» Task: Gather all lines from the material that contain the word "Központ".

» Data section:
┏━━

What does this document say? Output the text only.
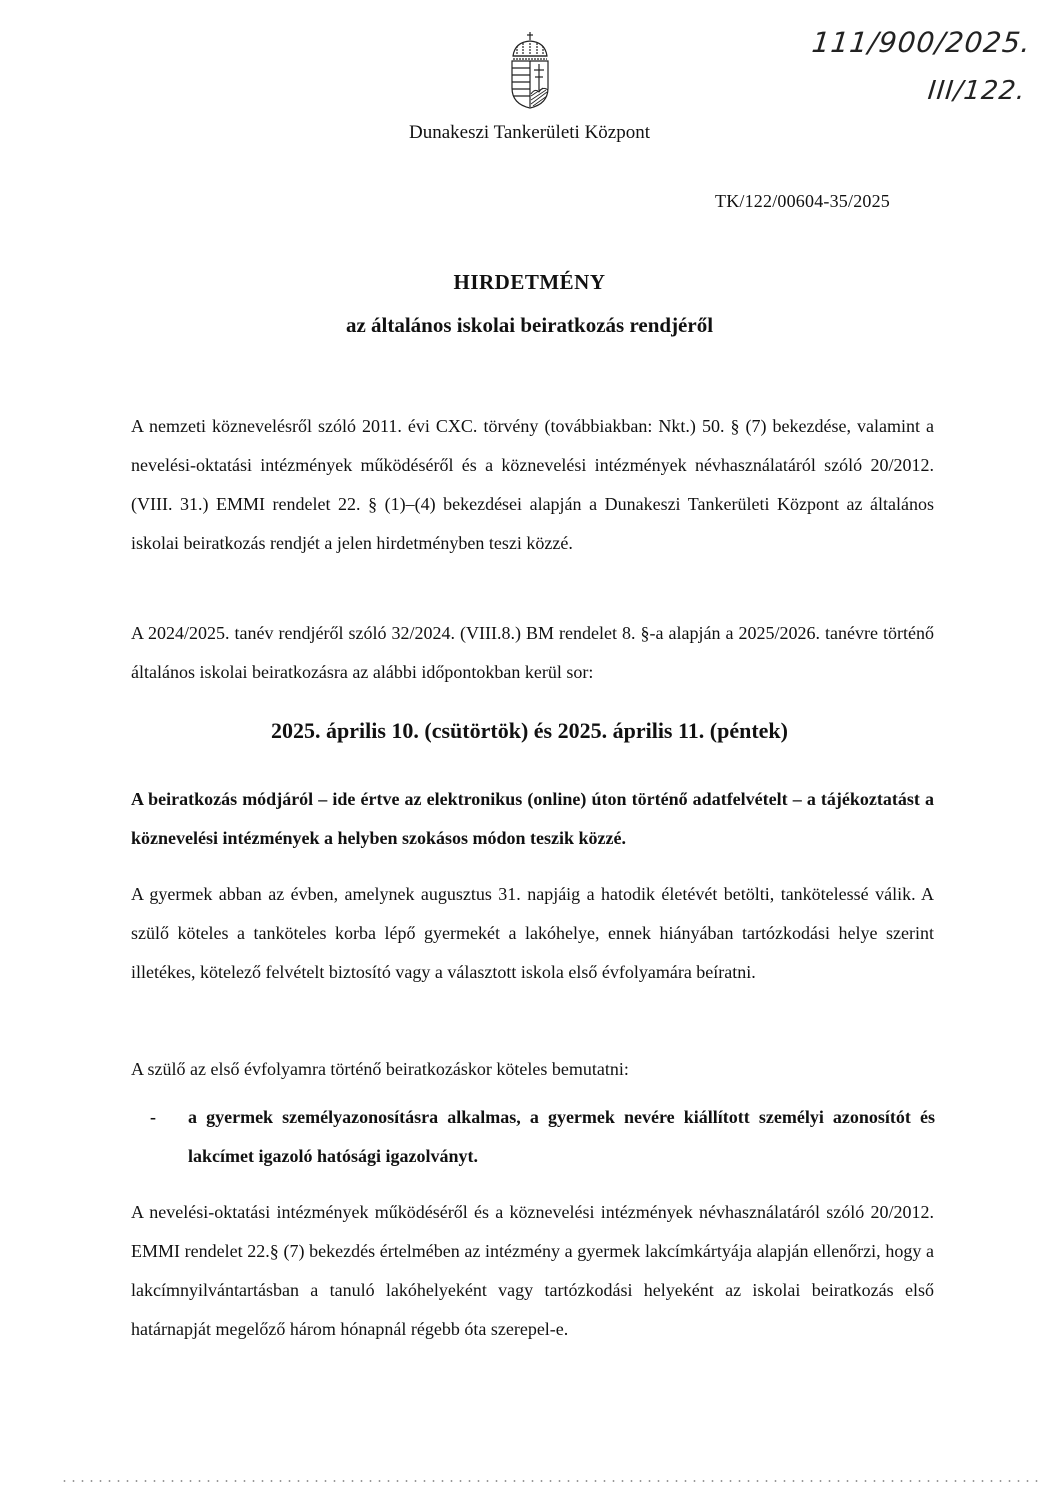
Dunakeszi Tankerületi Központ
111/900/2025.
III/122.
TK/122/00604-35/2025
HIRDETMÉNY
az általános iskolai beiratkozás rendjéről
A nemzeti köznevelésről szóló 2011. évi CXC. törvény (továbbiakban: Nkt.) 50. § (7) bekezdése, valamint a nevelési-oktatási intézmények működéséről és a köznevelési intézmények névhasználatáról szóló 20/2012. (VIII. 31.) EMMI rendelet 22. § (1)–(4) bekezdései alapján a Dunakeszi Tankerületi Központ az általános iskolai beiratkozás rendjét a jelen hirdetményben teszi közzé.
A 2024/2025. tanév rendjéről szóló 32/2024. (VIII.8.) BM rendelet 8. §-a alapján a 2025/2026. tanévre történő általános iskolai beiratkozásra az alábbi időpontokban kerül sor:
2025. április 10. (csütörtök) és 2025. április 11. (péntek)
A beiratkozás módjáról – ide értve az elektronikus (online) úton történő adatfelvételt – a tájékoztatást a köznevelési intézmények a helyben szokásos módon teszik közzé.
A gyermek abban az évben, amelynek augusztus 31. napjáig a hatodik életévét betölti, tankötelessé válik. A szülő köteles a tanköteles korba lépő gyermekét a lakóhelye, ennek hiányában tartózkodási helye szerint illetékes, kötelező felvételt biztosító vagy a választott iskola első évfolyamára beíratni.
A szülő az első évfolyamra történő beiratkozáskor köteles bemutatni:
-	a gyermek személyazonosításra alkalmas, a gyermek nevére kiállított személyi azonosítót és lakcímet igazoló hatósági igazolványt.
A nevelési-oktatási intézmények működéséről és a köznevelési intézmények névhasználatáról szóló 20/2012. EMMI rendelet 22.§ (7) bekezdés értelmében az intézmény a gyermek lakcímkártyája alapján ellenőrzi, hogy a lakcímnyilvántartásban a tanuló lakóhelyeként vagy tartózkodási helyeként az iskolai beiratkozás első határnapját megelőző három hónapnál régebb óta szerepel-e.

┗━━

» Exercise result:
Dunakeszi Tankerületi Központ
A nemzeti köznevelésről szóló 2011. évi CXC. törvény (továbbiakban: Nkt.) 50. § (7) bekezdése, valamint a nevelési-oktatási intézmények működéséről és a köznevelési intézmények névhasználatáról szóló 20/2012. (VIII. 31.) EMMI rendelet 22. § (1)–(4) bekezdései alapján a Dunakeszi Tankerületi Központ az általános iskolai beiratkozás rendjét a jelen hirdetményben teszi közzé.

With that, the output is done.